### Written instruction
Repeat exactly each line of the data provided below.

::: Records for the task

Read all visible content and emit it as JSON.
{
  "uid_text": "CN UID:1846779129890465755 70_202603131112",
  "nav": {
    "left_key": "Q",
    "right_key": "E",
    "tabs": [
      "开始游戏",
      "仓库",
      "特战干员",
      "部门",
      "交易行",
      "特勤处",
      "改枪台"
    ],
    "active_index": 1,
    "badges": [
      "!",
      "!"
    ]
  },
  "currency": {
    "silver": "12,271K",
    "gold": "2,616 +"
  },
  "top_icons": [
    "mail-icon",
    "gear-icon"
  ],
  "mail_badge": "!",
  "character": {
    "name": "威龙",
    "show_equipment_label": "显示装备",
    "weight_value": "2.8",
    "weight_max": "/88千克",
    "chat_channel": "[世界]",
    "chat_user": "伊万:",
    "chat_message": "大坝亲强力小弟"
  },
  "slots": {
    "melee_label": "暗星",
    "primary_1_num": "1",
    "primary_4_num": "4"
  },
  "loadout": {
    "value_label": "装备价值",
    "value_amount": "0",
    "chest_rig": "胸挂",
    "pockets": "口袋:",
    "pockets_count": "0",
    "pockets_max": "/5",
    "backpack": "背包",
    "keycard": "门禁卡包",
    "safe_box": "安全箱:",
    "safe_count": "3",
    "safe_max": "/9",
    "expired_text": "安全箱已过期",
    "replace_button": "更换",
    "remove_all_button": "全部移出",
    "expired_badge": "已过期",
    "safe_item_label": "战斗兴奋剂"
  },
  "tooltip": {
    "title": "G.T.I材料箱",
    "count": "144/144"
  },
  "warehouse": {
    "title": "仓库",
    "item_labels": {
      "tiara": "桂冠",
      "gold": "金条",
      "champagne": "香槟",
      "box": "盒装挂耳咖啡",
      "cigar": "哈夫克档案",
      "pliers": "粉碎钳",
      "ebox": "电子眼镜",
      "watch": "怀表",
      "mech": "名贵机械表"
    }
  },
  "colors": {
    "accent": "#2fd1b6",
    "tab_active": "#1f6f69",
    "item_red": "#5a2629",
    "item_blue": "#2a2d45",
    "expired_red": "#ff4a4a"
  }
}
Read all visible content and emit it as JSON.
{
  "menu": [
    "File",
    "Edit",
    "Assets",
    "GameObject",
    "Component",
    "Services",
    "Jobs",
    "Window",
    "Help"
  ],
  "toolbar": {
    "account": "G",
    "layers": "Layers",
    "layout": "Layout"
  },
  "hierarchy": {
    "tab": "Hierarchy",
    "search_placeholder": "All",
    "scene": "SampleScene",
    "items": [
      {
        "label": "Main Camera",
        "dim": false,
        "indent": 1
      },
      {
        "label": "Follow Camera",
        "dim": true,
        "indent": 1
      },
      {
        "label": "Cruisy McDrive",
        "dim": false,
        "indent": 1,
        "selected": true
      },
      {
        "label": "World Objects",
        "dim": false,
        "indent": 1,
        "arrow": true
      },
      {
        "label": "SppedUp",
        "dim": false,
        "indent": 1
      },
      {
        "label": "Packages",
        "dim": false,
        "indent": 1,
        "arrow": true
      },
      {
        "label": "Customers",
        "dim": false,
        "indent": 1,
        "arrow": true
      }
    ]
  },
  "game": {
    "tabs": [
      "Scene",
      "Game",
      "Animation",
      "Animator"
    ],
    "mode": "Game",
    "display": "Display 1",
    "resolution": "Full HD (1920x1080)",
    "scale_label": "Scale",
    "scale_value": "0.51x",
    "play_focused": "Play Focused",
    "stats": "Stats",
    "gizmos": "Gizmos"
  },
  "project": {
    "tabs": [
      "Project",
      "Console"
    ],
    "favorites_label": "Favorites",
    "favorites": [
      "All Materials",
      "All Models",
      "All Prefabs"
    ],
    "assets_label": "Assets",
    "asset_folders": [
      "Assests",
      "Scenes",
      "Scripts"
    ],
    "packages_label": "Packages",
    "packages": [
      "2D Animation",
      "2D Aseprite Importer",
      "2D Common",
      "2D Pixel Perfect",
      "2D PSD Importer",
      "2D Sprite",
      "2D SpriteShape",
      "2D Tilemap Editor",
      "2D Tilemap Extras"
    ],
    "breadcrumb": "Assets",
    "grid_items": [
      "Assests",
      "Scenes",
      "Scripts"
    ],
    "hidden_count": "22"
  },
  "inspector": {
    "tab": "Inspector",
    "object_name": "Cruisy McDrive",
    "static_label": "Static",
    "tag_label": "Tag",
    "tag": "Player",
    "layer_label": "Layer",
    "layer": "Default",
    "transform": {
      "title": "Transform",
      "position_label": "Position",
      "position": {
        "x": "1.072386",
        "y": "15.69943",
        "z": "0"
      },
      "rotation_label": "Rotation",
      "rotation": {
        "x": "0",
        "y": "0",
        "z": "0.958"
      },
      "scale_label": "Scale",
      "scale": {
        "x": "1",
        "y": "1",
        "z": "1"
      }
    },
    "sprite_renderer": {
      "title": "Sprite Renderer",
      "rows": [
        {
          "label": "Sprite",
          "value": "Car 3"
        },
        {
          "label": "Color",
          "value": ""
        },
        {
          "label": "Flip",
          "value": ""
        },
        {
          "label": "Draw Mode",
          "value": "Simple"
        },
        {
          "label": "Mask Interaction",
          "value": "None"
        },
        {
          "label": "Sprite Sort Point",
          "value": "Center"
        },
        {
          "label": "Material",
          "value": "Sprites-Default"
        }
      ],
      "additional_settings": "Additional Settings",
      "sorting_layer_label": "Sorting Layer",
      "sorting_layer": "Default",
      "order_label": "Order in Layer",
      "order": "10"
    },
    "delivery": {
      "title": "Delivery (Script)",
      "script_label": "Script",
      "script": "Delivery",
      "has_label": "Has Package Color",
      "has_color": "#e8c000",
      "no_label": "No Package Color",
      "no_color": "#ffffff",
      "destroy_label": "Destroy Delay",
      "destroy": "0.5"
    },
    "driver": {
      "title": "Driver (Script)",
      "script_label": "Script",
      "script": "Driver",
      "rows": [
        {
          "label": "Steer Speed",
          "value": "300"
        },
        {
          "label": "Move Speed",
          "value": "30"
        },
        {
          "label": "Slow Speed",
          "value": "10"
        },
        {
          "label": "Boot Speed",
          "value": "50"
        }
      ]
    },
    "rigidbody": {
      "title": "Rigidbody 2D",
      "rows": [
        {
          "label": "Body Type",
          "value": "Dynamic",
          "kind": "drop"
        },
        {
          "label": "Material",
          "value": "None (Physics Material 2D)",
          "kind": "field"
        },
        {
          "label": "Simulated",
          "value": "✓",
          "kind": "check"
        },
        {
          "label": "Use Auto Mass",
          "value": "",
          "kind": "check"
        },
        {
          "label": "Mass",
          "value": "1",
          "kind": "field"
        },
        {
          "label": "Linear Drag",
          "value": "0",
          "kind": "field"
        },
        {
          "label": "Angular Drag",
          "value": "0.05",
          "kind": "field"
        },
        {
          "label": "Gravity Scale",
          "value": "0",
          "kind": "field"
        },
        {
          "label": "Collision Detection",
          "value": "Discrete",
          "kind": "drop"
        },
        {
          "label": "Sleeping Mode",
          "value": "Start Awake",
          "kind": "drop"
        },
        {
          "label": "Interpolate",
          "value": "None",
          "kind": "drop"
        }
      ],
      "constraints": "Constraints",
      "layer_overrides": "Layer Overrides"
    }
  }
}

::::::

### Response
Read all visible content and emit it as JSON.
{
  "uid_text": "CN UID:1846779129890465755 70_202603131112",
  "nav": {
    "left_key": "Q",
    "right_key": "E",
    "tabs": [
      "开始游戏",
      "仓库",
      "特战干员",
      "部门",
      "交易行",
      "特勤处",
      "改枪台"
    ],
    "active_index": 1,
    "badges": [
      "!",
      "!"
    ]
  },
  "currency": {
    "silver": "12,271K",
    "gold": "2,616 +"
  },
  "top_icons": [
    "mail-icon",
    "gear-icon"
  ],
  "mail_badge": "!",
  "character": {
    "name": "威龙",
    "show_equipment_label": "显示装备",
    "weight_value": "2.8",
    "weight_max": "/88千克",
    "chat_channel": "[世界]",
    "chat_user": "伊万:",
    "chat_message": "大坝亲强力小弟"
  },
  "slots": {
    "melee_label": "暗星",
    "primary_1_num": "1",
    "primary_4_num": "4"
  },
  "loadout": {
    "value_label": "装备价值",
    "value_amount": "0",
    "chest_rig": "胸挂",
    "pockets": "口袋:",
    "pockets_count": "0",
    "pockets_max": "/5",
    "backpack": "背包",
    "keycard": "门禁卡包",
    "safe_box": "安全箱:",
    "safe_count": "3",
    "safe_max": "/9",
    "expired_text": "安全箱已过期",
    "replace_button": "更换",
    "remove_all_button": "全部移出",
    "expired_badge": "已过期",
    "safe_item_label": "战斗兴奋剂"
  },
  "tooltip": {
    "title": "G.T.I材料箱",
    "count": "144/144"
  },
  "warehouse": {
    "title": "仓库",
    "item_labels": {
      "tiara": "桂冠",
      "gold": "金条",
      "champagne": "香槟",
      "box": "盒装挂耳咖啡",
      "cigar": "哈夫克档案",
      "pliers": "粉碎钳",
      "ebox": "电子眼镜",
      "watch": "怀表",
      "mech": "名贵机械表"
    }
  },
  "colors": {
    "accent": "#2fd1b6",
    "tab_active": "#1f6f69",
    "item_red": "#5a2629",
    "item_blue": "#2a2d45",
    "expired_red": "#ff4a4a"
  }
}
Read all visible content and emit it as JSON.
{
  "menu": [
    "File",
    "Edit",
    "Assets",
    "GameObject",
    "Component",
    "Services",
    "Jobs",
    "Window",
    "Help"
  ],
  "toolbar": {
    "account": "G",
    "layers": "Layers",
    "layout": "Layout"
  },
  "hierarchy": {
    "tab": "Hierarchy",
    "search_placeholder": "All",
    "scene": "SampleScene",
    "items": [
      {
        "label": "Main Camera",
        "dim": false,
        "indent": 1
      },
      {
        "label": "Follow Camera",
        "dim": true,
        "indent": 1
      },
      {
        "label": "Cruisy McDrive",
        "dim": false,
        "indent": 1,
        "selected": true
      },
      {
        "label": "World Objects",
        "dim": false,
        "indent": 1,
        "arrow": true
      },
      {
        "label": "SppedUp",
        "dim": false,
        "indent": 1
      },
      {
        "label": "Packages",
        "dim": false,
        "indent": 1,
        "arrow": true
      },
      {
        "label": "Customers",
        "dim": false,
        "indent": 1,
        "arrow": true
      }
    ]
  },
  "game": {
    "tabs": [
      "Scene",
      "Game",
      "Animation",
      "Animator"
    ],
    "mode": "Game",
    "display": "Display 1",
    "resolution": "Full HD (1920x1080)",
    "scale_label": "Scale",
    "scale_value": "0.51x",
    "play_focused": "Play Focused",
    "stats": "Stats",
    "gizmos": "Gizmos"
  },
  "project": {
    "tabs": [
      "Project",
      "Console"
    ],
    "favorites_label": "Favorites",
    "favorites": [
      "All Materials",
      "All Models",
      "All Prefabs"
    ],
    "assets_label": "Assets",
    "asset_folders": [
      "Assests",
      "Scenes",
      "Scripts"
    ],
    "packages_label": "Packages",
    "packages": [
      "2D Animation",
      "2D Aseprite Importer",
      "2D Common",
      "2D Pixel Perfect",
      "2D PSD Importer",
      "2D Sprite",
      "2D SpriteShape",
      "2D Tilemap Editor",
      "2D Tilemap Extras"
    ],
    "breadcrumb": "Assets",
    "grid_items": [
      "Assests",
      "Scenes",
      "Scripts"
    ],
    "hidden_count": "22"
  },
  "inspector": {
    "tab": "Inspector",
    "object_name": "Cruisy McDrive",
    "static_label": "Static",
    "tag_label": "Tag",
    "tag": "Player",
    "layer_label": "Layer",
    "layer": "Default",
    "transform": {
      "title": "Transform",
      "position_label": "Position",
      "position": {
        "x": "1.072386",
        "y": "15.69943",
        "z": "0"
      },
      "rotation_label": "Rotation",
      "rotation": {
        "x": "0",
        "y": "0",
        "z": "0.958"
      },
      "scale_label": "Scale",
      "scale": {
        "x": "1",
        "y": "1",
        "z": "1"
      }
    },
    "sprite_renderer": {
      "title": "Sprite Renderer",
      "rows": [
        {
          "label": "Sprite",
          "value": "Car 3"
        },
        {
          "label": "Color",
          "value": ""
        },
        {
          "label": "Flip",
          "value": ""
        },
        {
          "label": "Draw Mode",
          "value": "Simple"
        },
        {
          "label": "Mask Interaction",
          "value": "None"
        },
        {
          "label": "Sprite Sort Point",
          "value": "Center"
        },
        {
          "label": "Material",
          "value": "Sprites-Default"
        }
      ],
      "additional_settings": "Additional Settings",
      "sorting_layer_label": "Sorting Layer",
      "sorting_layer": "Default",
      "order_label": "Order in Layer",
      "order": "10"
    },
    "delivery": {
      "title": "Delivery (Script)",
      "script_label": "Script",
      "script": "Delivery",
      "has_label": "Has Package Color",
      "has_color": "#e8c000",
      "no_label": "No Package Color",
      "no_color": "#ffffff",
      "destroy_label": "Destroy Delay",
      "destroy": "0.5"
    },
    "driver": {
      "title": "Driver (Script)",
      "script_label": "Script",
      "script": "Driver",
      "rows": [
        {
          "label": "Steer Speed",
          "value": "300"
        },
        {
          "label": "Move Speed",
          "value": "30"
        },
        {
          "label": "Slow Speed",
          "value": "10"
        },
        {
          "label": "Boot Speed",
          "value": "50"
        }
      ]
    },
    "rigidbody": {
      "title": "Rigidbody 2D",
      "rows": [
        {
          "label": "Body Type",
          "value": "Dynamic",
          "kind": "drop"
        },
        {
          "label": "Material",
          "value": "None (Physics Material 2D)",
          "kind": "field"
        },
        {
          "label": "Simulated",
          "value": "✓",
          "kind": "check"
        },
        {
          "label": "Use Auto Mass",
          "value": "",
          "kind": "check"
        },
        {
          "label": "Mass",
          "value": "1",
          "kind": "field"
        },
        {
          "label": "Linear Drag",
          "value": "0",
          "kind": "field"
        },
        {
          "label": "Angular Drag",
          "value": "0.05",
          "kind": "field"
        },
        {
          "label": "Gravity Scale",
          "value": "0",
          "kind": "field"
        },
        {
          "label": "Collision Detection",
          "value": "Discrete",
          "kind": "drop"
        },
        {
          "label": "Sleeping Mode",
          "value": "Start Awake",
          "kind": "drop"
        },
        {
          "label": "Interpolate",
          "value": "None",
          "kind": "drop"
        }
      ],
      "constraints": "Constraints",
      "layer_overrides": "Layer Overrides"
    }
  }
}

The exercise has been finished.